Work to complete:
All of the data below should be set down again verbatim, without any images.

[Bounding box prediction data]

☆ ☆ ☆ ☆

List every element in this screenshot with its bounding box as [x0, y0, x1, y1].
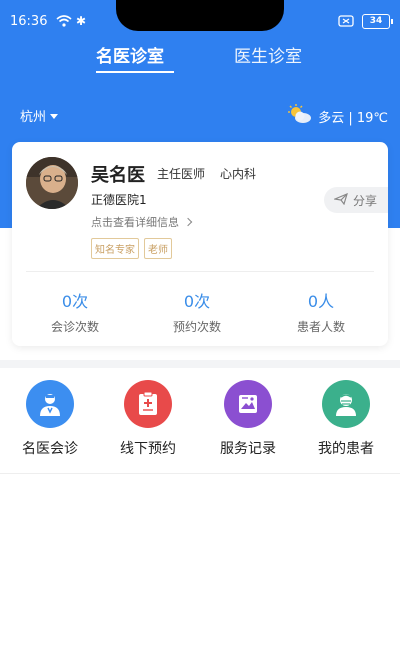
tab-famous-doctor-clinic[interactable]: 名医诊室 — [96, 42, 164, 67]
menu-offline-appointment[interactable]: 线下预约 — [100, 380, 196, 458]
doctor-tag: 知名专家 — [91, 238, 139, 259]
weather-text: 多云 | 19℃ — [318, 110, 388, 126]
feature-menu: 名医会诊 线下预约 服务记录 我的患者 — [0, 368, 400, 474]
record-image-icon — [224, 380, 272, 428]
view-details-label: 点击查看详细信息 — [91, 216, 179, 229]
consultation-count-stat: 0次 会诊次数 — [20, 288, 130, 335]
stat-value: 0人 — [307, 292, 335, 311]
status-time: 16:36 — [10, 14, 48, 29]
patient-count-stat: 0人 患者人数 — [266, 288, 376, 335]
send-icon — [332, 192, 348, 208]
battery-icon: 34 — [362, 14, 393, 29]
share-button[interactable]: 分享 — [324, 187, 388, 213]
doctor-name: 吴名医 — [91, 165, 145, 186]
menu-my-patients[interactable]: 我的患者 — [298, 380, 394, 458]
menu-label: 服务记录 — [220, 441, 276, 457]
doctor-tag: 老师 — [144, 238, 172, 259]
clinic-tabs: 名医诊室 医生诊室 — [0, 42, 400, 76]
menu-service-records[interactable]: 服务记录 — [200, 380, 296, 458]
menu-label: 线下预约 — [120, 441, 176, 457]
share-label: 分享 — [353, 193, 378, 208]
doctor-icon — [26, 380, 74, 428]
status-bar: 16:36 ✱ 34 — [10, 14, 393, 32]
appointment-count-stat: 0次 预约次数 — [142, 288, 252, 335]
stat-label: 患者人数 — [296, 320, 345, 334]
menu-famous-consultation[interactable]: 名医会诊 — [2, 380, 98, 458]
card-divider — [26, 271, 374, 272]
view-details-link[interactable]: 点击查看详细信息 — [91, 214, 193, 230]
doctor-department: 心内科 — [220, 167, 257, 181]
stat-label: 会诊次数 — [50, 320, 99, 334]
city-selector[interactable]: 杭州 — [20, 106, 59, 125]
caret-down-icon — [50, 114, 59, 119]
doctor-tags: 知名专家 老师 — [91, 238, 172, 259]
doctor-profile-card: 吴名医 主任医师 心内科 正德医院1 点击查看详细信息 知名专家 老师 分享 0… — [12, 142, 388, 346]
active-tab-indicator — [96, 71, 174, 73]
section-separator — [0, 360, 400, 368]
stat-label: 预约次数 — [172, 320, 221, 334]
bluetooth-icon: ✱ — [76, 14, 87, 28]
patient-icon — [322, 380, 370, 428]
wifi-icon — [56, 15, 72, 31]
sim-icon — [338, 15, 354, 31]
chevron-right-icon — [183, 217, 193, 227]
stat-value: 0次 — [183, 292, 211, 311]
partly-cloudy-icon — [287, 104, 313, 128]
tab-doctor-clinic[interactable]: 医生诊室 — [234, 42, 302, 67]
menu-label: 我的患者 — [318, 441, 374, 457]
doctor-title: 主任医师 — [157, 167, 206, 181]
stat-value: 0次 — [61, 292, 89, 311]
doctor-avatar[interactable] — [26, 157, 78, 209]
menu-label: 名医会诊 — [22, 441, 78, 457]
city-label: 杭州 — [20, 110, 47, 125]
clipboard-plus-icon — [124, 380, 172, 428]
doctor-hospital: 正德医院1 — [91, 193, 147, 207]
weather-widget: 多云 | 19℃ — [287, 104, 388, 128]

☆ ☆ ☆ ☆

Response area:
List every element in this screenshot with its bounding box as [x0, y0, x1, y1].
tab-famous-doctor-clinic[interactable]: 名医诊室 — [96, 42, 164, 67]
menu-offline-appointment[interactable]: 线下预约 — [100, 380, 196, 458]
doctor-tag: 知名专家 — [91, 238, 139, 259]
weather-text: 多云 | 19℃ — [318, 110, 388, 126]
feature-menu: 名医会诊 线下预约 服务记录 我的患者 — [0, 368, 400, 474]
record-image-icon — [224, 380, 272, 428]
view-details-label: 点击查看详细信息 — [91, 216, 179, 229]
consultation-count-stat: 0次 会诊次数 — [20, 288, 130, 335]
stat-value: 0人 — [307, 292, 335, 311]
status-time: 16:36 — [10, 14, 48, 29]
patient-count-stat: 0人 患者人数 — [266, 288, 376, 335]
send-icon — [332, 192, 348, 208]
battery-icon: 34 — [362, 14, 393, 29]
share-button[interactable]: 分享 — [324, 187, 388, 213]
doctor-name: 吴名医 — [91, 165, 145, 186]
menu-my-patients[interactable]: 我的患者 — [298, 380, 394, 458]
menu-label: 服务记录 — [220, 441, 276, 457]
doctor-tag: 老师 — [144, 238, 172, 259]
clinic-tabs: 名医诊室 医生诊室 — [0, 42, 400, 76]
menu-service-records[interactable]: 服务记录 — [200, 380, 296, 458]
menu-label: 线下预约 — [120, 441, 176, 457]
share-label: 分享 — [353, 193, 378, 208]
doctor-icon — [26, 380, 74, 428]
status-bar: 16:36 ✱ 34 — [10, 14, 393, 32]
appointment-count-stat: 0次 预约次数 — [142, 288, 252, 335]
stat-label: 患者人数 — [296, 320, 345, 334]
menu-famous-consultation[interactable]: 名医会诊 — [2, 380, 98, 458]
card-divider — [26, 271, 374, 272]
view-details-link[interactable]: 点击查看详细信息 — [91, 214, 193, 230]
doctor-department: 心内科 — [220, 167, 257, 181]
stat-label: 会诊次数 — [50, 320, 99, 334]
city-selector[interactable]: 杭州 — [20, 106, 59, 125]
caret-down-icon — [50, 114, 59, 119]
doctor-tags: 知名专家 老师 — [91, 238, 172, 259]
doctor-profile-card: 吴名医 主任医师 心内科 正德医院1 点击查看详细信息 知名专家 老师 分享 0… — [12, 142, 388, 346]
active-tab-indicator — [96, 71, 174, 73]
section-separator — [0, 360, 400, 368]
stat-label: 预约次数 — [172, 320, 221, 334]
bluetooth-icon: ✱ — [76, 14, 87, 28]
patient-icon — [322, 380, 370, 428]
wifi-icon — [56, 15, 72, 31]
sim-icon — [338, 15, 354, 31]
chevron-right-icon — [183, 217, 193, 227]
stat-value: 0次 — [183, 292, 211, 311]
partly-cloudy-icon — [287, 104, 313, 128]
tab-doctor-clinic[interactable]: 医生诊室 — [234, 42, 302, 67]
menu-label: 我的患者 — [318, 441, 374, 457]
doctor-title: 主任医师 — [157, 167, 206, 181]
stat-value: 0次 — [61, 292, 89, 311]
doctor-avatar[interactable] — [26, 157, 78, 209]
menu-label: 名医会诊 — [22, 441, 78, 457]
city-label: 杭州 — [20, 110, 47, 125]
clipboard-plus-icon — [124, 380, 172, 428]
doctor-hospital: 正德医院1 — [91, 193, 147, 207]
weather-widget: 多云 | 19℃ — [287, 104, 388, 128]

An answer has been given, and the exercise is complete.